> WHAT TO WORK ON
1. In the profile of Serdal Güvenç, update the part between "- Place of birth: Maaseik, Belgium" and "Maasmechelen / 25 / (0)", inclusive, replacing "Defender" with "Midfielder".
2. According to the profile of Serdal Güvenç, at which club does he currently serve as an assistant?

> SELECTED PASSAGE
::::::::
Serdal Güvenç

Personal information
- Full name: Serdal Güvenç
- Date of birth: 20 May 1984 (age 42)
- Place of birth: Maaseik, Belgium
- Height: 1.78 m (5 ft 10 in)
- Position: Defender

Team information
- Current team: Raków Częstochowa (assistant)

Youth career
- Maasmechelen
- Lommel United

Senior career*
- Years: Team / Apps / (Gls)
- 2002–2004: Patro Maasmechelen / 25 / (0)
- 2004–2005: Lommel United / 3 / (0)
- 2005–2007: Fortuna Sittard / 27 / (0)
- 2008: Kırşehirspor / 12 / (0)
- 2008–2009: Akhisar Belediyespor / 1 / (0)
- 2009–2011: FC Oss / 37 / (2)
- 2011–2012: Verbroedering Geel-Meerhout / 10 / (0)
- 2012–2014: Lutlommel VV
- 2014–2016: KESK Leopoldsburg
- 2016–2017: KVK Wellen
- 2018–2023: KFC Anadol

Managerial career
- 2022–2023: Sint-Truiden (youth)
::::::::
Bounding box prediction data:
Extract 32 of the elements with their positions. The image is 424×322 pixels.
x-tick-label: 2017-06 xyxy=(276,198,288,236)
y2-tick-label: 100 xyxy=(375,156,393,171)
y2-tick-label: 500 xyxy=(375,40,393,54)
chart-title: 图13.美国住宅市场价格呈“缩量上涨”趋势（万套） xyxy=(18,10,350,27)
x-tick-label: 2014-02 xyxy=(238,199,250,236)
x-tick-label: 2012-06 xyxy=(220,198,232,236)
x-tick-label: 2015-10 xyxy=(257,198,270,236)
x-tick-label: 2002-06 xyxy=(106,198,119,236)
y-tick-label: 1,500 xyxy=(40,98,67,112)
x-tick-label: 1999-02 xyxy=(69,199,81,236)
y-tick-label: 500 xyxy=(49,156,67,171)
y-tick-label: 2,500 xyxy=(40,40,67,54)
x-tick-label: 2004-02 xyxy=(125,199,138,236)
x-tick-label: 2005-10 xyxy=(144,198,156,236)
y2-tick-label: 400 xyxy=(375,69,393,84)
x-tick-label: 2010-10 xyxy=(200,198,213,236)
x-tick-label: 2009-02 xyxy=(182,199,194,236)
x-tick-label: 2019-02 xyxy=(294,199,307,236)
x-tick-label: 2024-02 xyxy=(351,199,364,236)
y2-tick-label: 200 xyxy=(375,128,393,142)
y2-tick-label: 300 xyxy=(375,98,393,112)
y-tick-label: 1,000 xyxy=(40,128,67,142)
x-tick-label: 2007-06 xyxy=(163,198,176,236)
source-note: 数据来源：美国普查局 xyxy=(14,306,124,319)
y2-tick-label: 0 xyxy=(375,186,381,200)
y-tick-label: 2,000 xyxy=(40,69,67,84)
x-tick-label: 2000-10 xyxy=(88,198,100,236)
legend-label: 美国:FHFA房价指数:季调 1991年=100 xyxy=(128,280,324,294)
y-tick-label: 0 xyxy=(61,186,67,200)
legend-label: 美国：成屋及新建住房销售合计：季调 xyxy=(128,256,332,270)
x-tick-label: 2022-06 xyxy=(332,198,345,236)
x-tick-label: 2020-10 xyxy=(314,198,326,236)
::::::::
> WRITTEN RESPONSES
1.
- Place of birth: Maaseik, Belgium
- Height: 1.78 m (5 ft 10 in)
- Position: Midfielder

Team information
- Current team: Raków Częstochowa (assistant)

Youth career
- Maasmechelen
- Lommel United

Senior career*
- Years: Team / Apps / (Gls)
- 2002–2004: Patro Maasmechelen / 25 / (0)

2. Raków Częstochowa